* BEGIN INPUT FOR THIS TASK *

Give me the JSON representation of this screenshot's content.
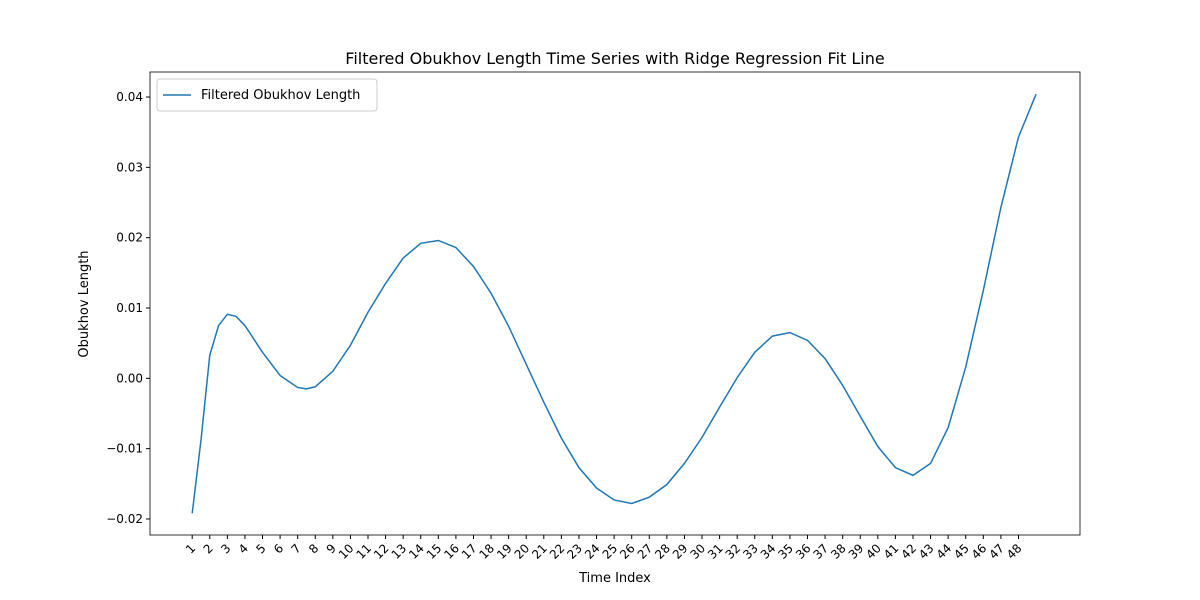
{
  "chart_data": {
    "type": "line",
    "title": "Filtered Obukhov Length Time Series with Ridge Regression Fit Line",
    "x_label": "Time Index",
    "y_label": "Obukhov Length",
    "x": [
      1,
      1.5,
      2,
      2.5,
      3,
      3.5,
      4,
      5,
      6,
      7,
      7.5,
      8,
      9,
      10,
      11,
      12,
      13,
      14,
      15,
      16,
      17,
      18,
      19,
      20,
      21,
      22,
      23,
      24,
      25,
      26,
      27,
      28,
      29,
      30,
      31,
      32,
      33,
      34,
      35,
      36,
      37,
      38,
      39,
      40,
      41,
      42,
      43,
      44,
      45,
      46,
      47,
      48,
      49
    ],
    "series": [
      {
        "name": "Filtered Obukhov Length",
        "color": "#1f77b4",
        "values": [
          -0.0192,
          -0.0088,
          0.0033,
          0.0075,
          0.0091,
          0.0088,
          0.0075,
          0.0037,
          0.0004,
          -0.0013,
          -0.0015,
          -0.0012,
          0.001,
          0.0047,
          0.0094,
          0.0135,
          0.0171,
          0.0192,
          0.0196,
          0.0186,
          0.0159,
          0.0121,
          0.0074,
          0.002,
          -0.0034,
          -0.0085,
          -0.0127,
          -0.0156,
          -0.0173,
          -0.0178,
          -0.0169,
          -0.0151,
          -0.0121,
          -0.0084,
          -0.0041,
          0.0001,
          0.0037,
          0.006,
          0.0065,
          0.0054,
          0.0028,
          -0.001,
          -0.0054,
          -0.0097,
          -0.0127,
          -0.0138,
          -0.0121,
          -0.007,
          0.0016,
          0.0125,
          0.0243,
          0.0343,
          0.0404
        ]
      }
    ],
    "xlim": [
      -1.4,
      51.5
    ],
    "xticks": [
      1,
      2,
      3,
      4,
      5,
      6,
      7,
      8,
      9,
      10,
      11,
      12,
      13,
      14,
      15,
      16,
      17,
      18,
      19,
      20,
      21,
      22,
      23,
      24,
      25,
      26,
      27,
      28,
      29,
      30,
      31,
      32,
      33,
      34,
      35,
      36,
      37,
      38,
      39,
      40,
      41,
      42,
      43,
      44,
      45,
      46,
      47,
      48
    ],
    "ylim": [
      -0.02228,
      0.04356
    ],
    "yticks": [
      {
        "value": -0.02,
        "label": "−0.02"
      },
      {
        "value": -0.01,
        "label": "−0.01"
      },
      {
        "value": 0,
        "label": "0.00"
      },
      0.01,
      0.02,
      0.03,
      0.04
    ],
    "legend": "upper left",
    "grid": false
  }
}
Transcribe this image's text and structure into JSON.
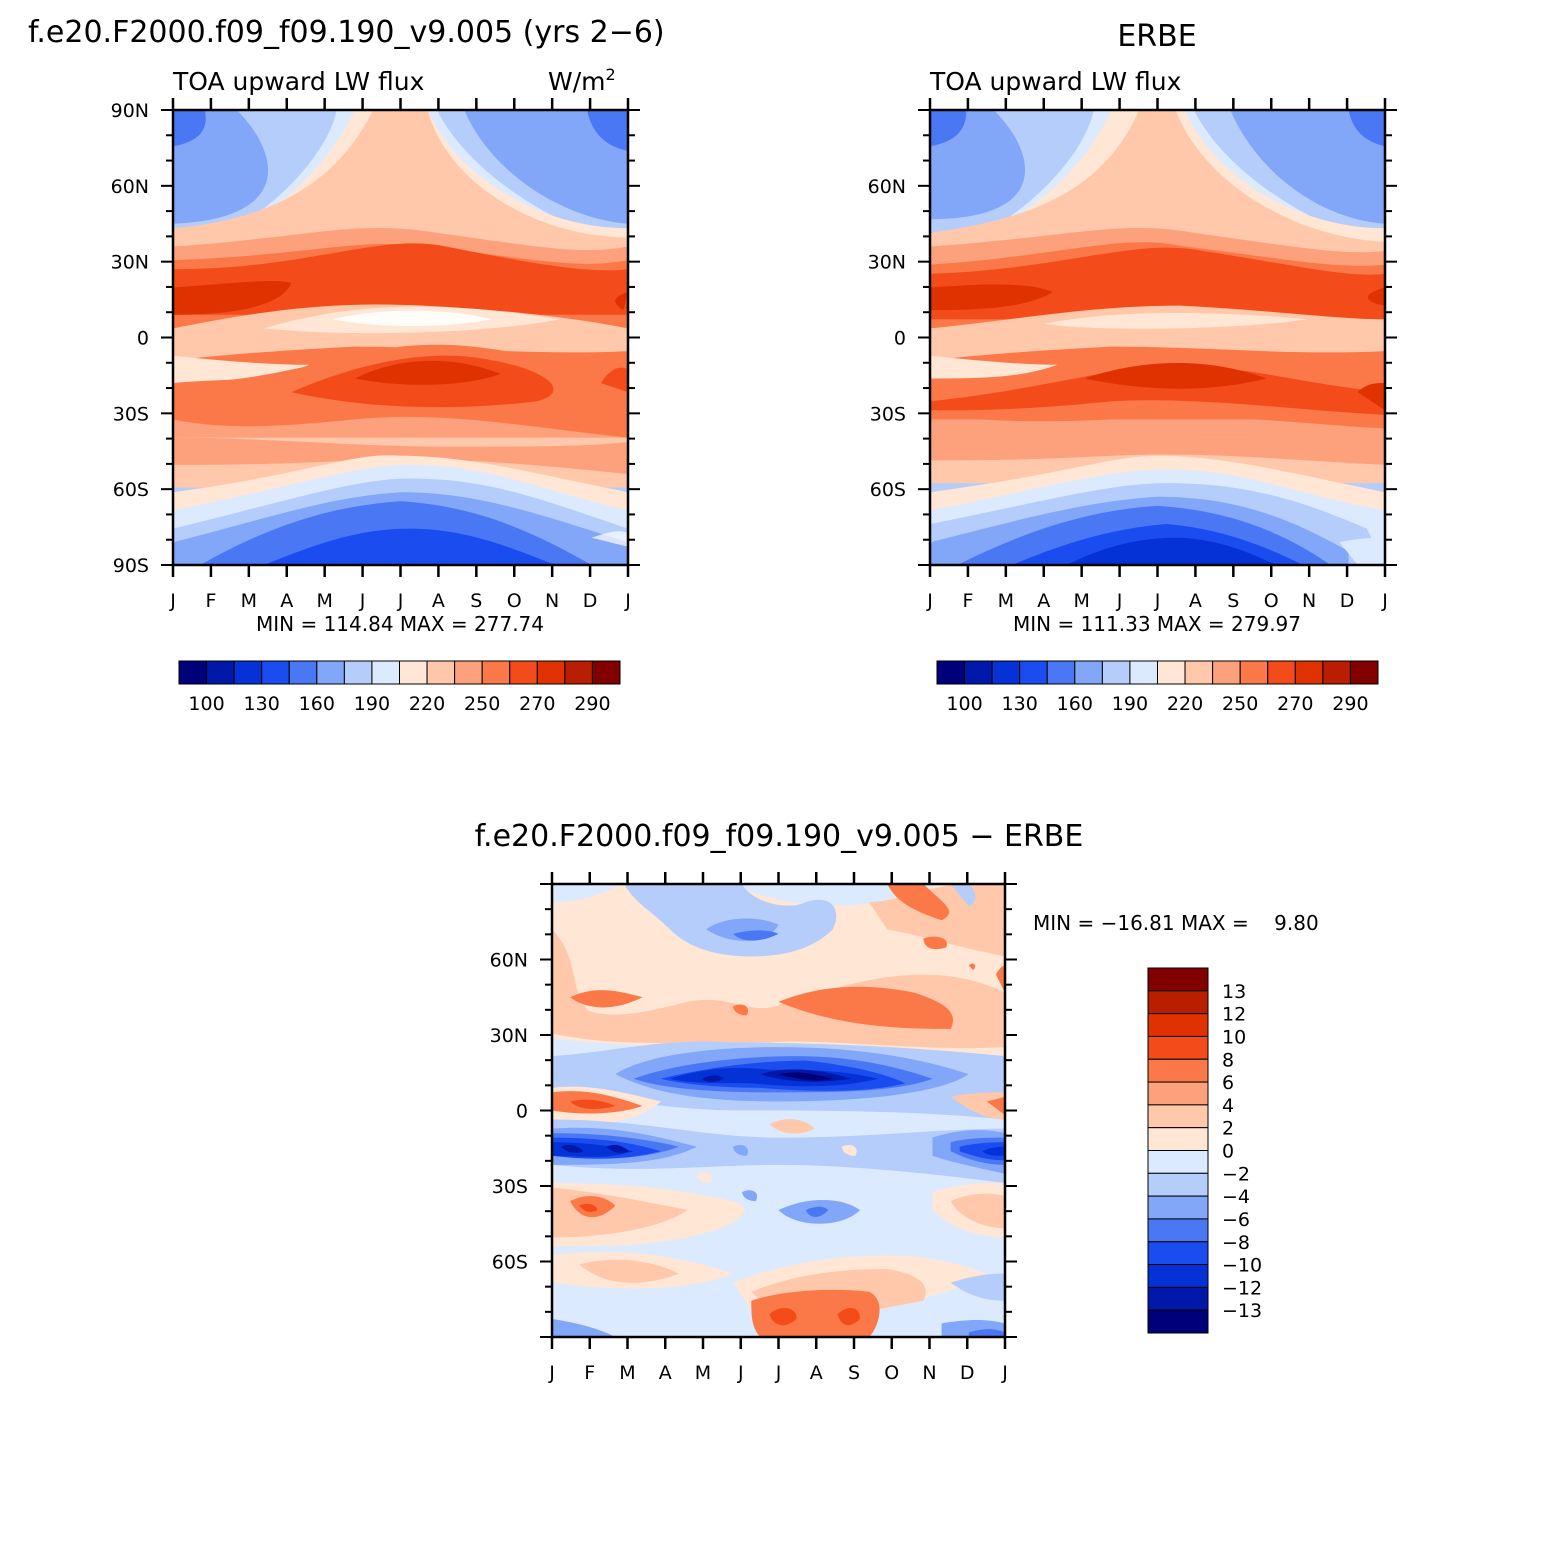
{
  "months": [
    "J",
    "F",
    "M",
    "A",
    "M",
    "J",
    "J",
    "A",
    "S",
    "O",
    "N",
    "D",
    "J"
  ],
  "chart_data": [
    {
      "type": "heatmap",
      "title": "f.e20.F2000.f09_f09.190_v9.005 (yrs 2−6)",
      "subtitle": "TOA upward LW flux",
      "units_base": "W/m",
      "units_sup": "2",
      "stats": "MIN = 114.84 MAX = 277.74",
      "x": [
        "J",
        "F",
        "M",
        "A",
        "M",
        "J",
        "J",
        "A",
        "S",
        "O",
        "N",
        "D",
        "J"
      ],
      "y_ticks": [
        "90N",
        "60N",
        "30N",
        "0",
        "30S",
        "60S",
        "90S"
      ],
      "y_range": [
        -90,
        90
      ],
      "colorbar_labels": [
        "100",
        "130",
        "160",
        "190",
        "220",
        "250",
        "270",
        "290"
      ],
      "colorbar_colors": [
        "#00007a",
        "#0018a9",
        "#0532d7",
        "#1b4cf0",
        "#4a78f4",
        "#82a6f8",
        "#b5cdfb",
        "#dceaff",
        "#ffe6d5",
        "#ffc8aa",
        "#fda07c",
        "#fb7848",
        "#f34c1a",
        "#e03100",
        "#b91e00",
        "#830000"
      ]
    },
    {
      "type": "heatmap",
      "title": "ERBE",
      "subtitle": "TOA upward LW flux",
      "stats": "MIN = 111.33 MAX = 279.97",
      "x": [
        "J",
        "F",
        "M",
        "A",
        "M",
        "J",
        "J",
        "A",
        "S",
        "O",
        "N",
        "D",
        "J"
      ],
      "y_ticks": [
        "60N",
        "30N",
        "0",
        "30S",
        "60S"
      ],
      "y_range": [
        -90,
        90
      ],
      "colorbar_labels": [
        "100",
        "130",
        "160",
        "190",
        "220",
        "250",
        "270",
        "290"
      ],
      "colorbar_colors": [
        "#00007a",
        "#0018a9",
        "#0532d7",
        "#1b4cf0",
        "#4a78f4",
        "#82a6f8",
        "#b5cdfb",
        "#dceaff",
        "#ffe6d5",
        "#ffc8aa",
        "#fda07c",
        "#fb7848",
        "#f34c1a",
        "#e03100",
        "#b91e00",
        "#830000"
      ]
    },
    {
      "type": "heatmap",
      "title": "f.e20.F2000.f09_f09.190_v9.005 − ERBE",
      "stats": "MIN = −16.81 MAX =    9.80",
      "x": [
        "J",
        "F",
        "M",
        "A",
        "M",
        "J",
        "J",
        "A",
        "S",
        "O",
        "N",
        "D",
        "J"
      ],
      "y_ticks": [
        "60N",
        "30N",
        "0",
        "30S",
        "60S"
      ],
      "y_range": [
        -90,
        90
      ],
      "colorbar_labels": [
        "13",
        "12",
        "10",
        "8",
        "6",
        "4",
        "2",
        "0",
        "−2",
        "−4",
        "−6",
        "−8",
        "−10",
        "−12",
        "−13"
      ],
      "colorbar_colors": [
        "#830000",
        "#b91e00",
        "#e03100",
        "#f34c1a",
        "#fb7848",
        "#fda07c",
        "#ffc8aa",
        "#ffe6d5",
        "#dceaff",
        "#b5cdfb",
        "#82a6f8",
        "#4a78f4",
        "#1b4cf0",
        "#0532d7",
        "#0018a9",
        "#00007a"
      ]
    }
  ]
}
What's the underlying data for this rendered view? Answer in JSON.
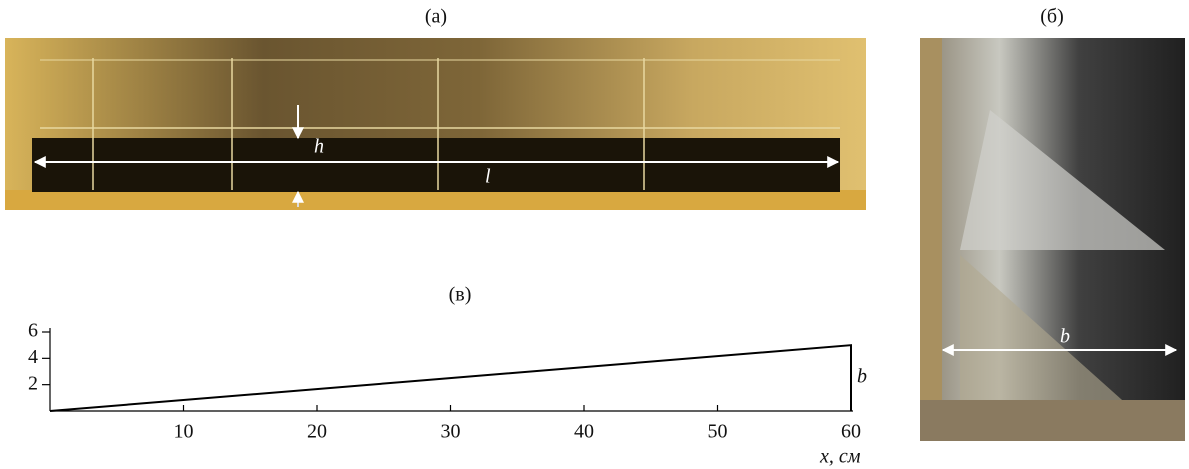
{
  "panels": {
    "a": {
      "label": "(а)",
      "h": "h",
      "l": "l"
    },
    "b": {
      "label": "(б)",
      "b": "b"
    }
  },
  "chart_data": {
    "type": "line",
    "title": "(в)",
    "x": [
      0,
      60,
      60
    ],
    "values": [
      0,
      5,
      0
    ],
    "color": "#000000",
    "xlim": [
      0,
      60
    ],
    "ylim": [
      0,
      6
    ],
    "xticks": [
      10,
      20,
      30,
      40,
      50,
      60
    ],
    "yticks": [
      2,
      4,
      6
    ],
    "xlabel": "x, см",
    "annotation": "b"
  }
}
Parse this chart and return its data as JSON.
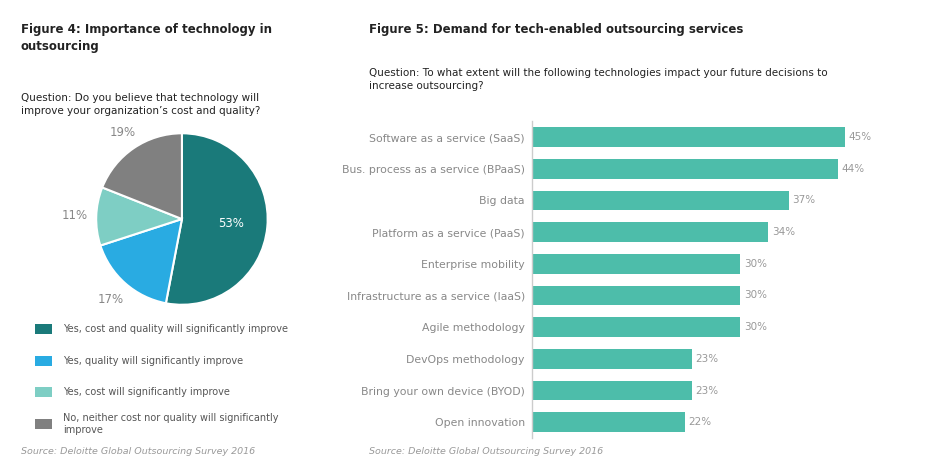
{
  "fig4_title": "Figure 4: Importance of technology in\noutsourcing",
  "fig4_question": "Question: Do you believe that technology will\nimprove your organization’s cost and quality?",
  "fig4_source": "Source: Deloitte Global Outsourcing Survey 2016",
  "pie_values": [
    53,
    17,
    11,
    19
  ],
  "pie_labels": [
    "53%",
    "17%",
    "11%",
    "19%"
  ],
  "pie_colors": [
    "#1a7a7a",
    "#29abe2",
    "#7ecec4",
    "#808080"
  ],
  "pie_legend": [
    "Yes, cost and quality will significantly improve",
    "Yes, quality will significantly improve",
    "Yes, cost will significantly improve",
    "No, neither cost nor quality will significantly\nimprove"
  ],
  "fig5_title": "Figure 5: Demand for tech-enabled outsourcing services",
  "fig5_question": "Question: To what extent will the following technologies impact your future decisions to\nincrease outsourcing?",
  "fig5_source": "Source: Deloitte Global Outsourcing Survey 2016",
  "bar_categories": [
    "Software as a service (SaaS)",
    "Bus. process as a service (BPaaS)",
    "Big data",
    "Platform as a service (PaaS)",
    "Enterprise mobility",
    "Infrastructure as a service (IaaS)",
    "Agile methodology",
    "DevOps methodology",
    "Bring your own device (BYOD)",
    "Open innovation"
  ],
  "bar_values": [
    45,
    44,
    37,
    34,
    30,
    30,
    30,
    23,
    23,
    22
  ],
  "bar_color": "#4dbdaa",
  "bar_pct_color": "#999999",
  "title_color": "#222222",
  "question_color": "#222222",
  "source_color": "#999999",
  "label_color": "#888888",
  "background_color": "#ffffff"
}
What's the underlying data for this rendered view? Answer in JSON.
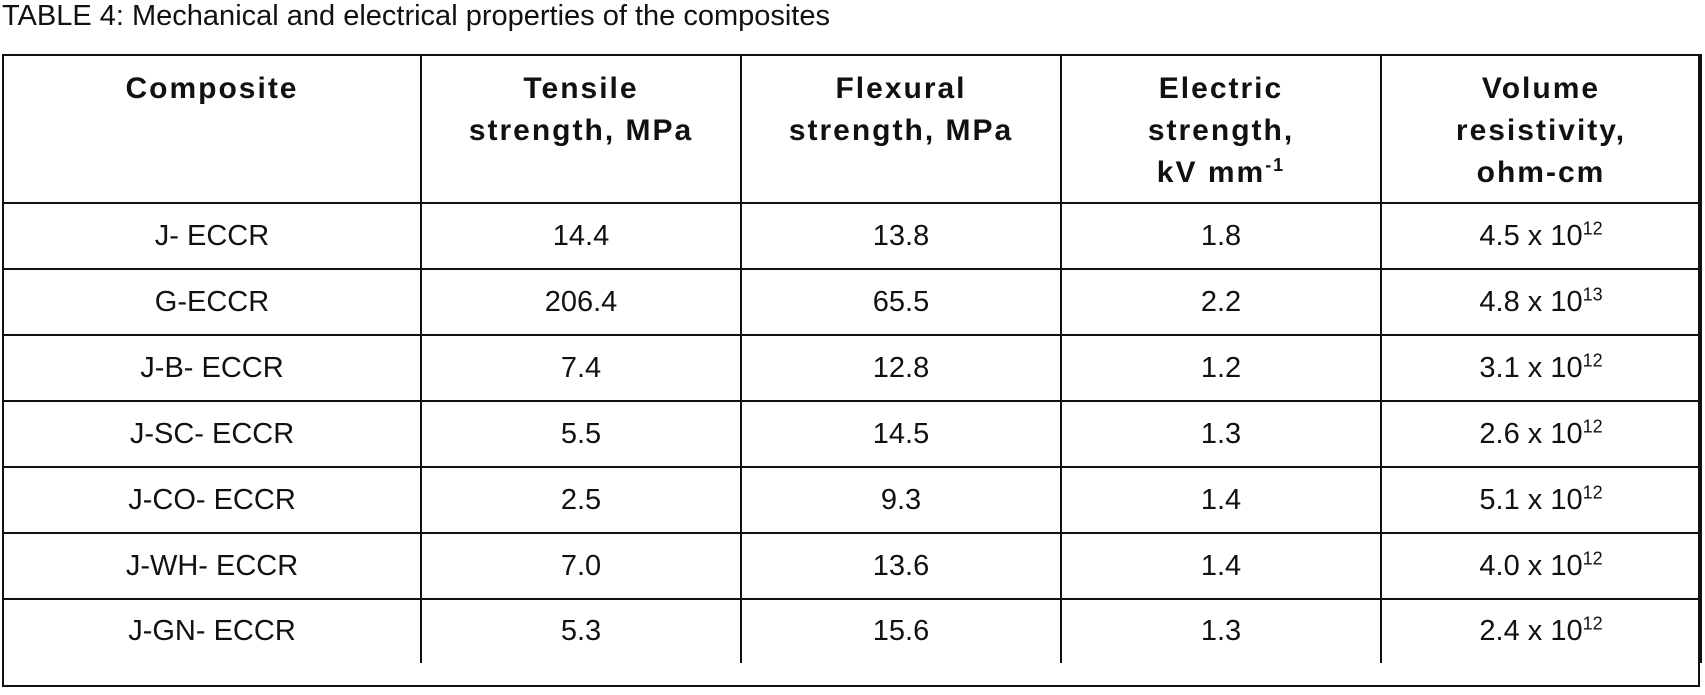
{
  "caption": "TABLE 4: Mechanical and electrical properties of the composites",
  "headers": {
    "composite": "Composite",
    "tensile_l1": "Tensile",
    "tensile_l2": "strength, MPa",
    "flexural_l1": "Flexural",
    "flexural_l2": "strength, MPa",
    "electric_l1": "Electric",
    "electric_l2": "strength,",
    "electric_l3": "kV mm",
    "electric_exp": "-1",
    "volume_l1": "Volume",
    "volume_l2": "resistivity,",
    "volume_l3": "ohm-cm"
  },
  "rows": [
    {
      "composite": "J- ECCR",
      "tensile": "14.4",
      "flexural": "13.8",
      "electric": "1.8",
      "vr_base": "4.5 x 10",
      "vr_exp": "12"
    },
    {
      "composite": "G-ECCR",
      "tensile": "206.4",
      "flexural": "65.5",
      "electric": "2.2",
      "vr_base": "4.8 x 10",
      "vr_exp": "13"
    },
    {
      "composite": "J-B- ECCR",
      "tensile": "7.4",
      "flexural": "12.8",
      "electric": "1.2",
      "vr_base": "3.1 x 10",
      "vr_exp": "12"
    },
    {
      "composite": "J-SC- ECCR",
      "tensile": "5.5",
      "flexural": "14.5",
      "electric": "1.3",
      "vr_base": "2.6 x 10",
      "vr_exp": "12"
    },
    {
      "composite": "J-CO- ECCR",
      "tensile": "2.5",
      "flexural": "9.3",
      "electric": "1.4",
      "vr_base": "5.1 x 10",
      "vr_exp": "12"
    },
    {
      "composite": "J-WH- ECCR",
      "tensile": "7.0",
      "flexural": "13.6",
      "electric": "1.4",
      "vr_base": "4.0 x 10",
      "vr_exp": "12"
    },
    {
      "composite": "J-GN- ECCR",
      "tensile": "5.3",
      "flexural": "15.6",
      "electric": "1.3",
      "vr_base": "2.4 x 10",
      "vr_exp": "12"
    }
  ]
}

* END INPUT FOR THIS TASK *

* SET TASK: Each line that holds the word "methodology" is to be copied.

* OUTPUT FOR THIS EXERCISE:
    "Agile methodology",
    "DevOps methodology",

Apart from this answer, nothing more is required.